• **Task description**: Here are some records; quote them exactly, leaving out the pictures.

• **Supplied information**:
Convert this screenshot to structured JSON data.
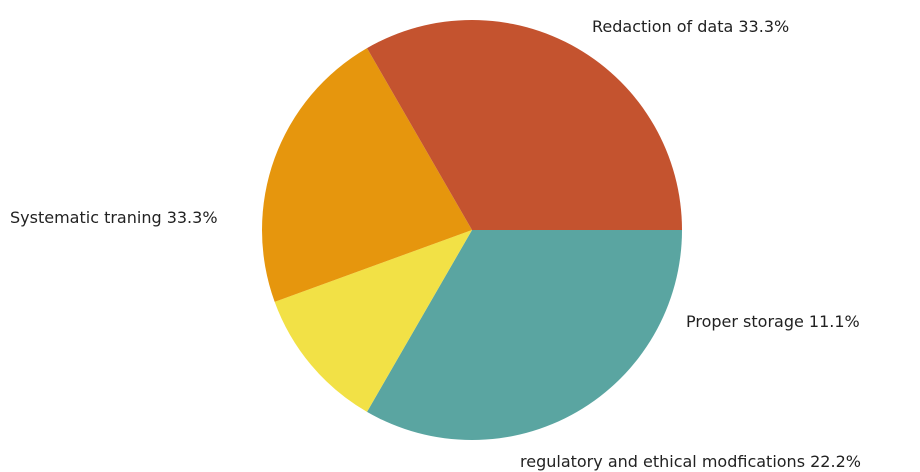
{
  "chart_data": {
    "type": "pie",
    "title": "",
    "slices": [
      {
        "label": "Redaction of data",
        "value": 33.3,
        "display": "33.3%",
        "color": "#5aa5a1"
      },
      {
        "label": "Proper storage",
        "value": 11.1,
        "display": "11.1%",
        "color": "#f2e146"
      },
      {
        "label": "regulatory and ethical modfications",
        "value": 22.2,
        "display": "22.2%",
        "color": "#e6960d"
      },
      {
        "label": "Systematic traning",
        "value": 33.3,
        "display": "33.3%",
        "color": "#c4532f"
      }
    ],
    "start_angle_deg": 0,
    "direction": "clockwise",
    "legend": "none"
  }
}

• **Response to the exercise**:
Convert this screenshot to structured JSON data.
{
  "chart_data": {
    "type": "pie",
    "title": "",
    "slices": [
      {
        "label": "Redaction of data",
        "value": 33.3,
        "display": "33.3%",
        "color": "#5aa5a1"
      },
      {
        "label": "Proper storage",
        "value": 11.1,
        "display": "11.1%",
        "color": "#f2e146"
      },
      {
        "label": "regulatory and ethical modfications",
        "value": 22.2,
        "display": "22.2%",
        "color": "#e6960d"
      },
      {
        "label": "Systematic traning",
        "value": 33.3,
        "display": "33.3%",
        "color": "#c4532f"
      }
    ],
    "start_angle_deg": 0,
    "direction": "clockwise",
    "legend": "none"
  }
}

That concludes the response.